SHORT EXERCISE
Copy out all lines with the word "this" in them.

Records contained in a dataset
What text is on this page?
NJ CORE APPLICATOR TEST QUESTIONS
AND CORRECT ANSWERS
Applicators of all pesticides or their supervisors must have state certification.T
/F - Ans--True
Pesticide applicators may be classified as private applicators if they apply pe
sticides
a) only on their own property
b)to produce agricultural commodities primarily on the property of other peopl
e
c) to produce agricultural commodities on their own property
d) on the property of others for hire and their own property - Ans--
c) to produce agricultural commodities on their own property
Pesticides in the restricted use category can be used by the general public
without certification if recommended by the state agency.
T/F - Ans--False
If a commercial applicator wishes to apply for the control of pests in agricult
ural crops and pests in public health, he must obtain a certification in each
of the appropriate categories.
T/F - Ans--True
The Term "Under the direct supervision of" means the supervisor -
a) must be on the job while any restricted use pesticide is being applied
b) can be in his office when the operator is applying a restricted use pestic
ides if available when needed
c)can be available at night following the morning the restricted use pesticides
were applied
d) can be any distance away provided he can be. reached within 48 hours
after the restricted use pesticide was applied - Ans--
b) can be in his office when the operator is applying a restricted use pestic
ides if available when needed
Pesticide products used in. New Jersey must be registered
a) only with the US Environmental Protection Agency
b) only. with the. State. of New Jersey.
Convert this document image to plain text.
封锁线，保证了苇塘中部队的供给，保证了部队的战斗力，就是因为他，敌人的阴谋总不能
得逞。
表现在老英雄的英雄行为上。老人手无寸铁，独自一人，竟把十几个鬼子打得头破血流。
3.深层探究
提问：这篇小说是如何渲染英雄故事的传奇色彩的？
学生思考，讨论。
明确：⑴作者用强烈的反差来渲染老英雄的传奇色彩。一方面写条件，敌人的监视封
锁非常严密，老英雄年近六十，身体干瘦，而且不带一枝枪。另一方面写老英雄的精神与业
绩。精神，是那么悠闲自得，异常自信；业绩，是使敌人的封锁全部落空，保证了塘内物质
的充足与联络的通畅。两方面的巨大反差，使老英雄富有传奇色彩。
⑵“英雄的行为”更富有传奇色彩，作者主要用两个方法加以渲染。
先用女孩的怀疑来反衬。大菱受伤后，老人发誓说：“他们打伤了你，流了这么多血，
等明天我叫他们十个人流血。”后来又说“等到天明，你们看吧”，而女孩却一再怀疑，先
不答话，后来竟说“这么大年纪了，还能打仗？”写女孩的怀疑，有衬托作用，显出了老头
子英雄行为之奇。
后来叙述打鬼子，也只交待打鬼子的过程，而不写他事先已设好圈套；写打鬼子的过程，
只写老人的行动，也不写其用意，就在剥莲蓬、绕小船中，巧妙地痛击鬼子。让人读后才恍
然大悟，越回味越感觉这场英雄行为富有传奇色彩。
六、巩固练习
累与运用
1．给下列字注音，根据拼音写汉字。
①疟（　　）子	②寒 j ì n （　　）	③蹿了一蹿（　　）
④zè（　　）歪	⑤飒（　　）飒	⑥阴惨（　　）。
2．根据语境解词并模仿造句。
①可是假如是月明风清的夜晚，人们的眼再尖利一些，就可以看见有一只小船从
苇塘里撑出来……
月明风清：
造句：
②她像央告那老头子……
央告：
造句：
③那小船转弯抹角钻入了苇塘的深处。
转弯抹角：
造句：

TASK OUTPUT
What text is on this page?
Convert this document image to plain text.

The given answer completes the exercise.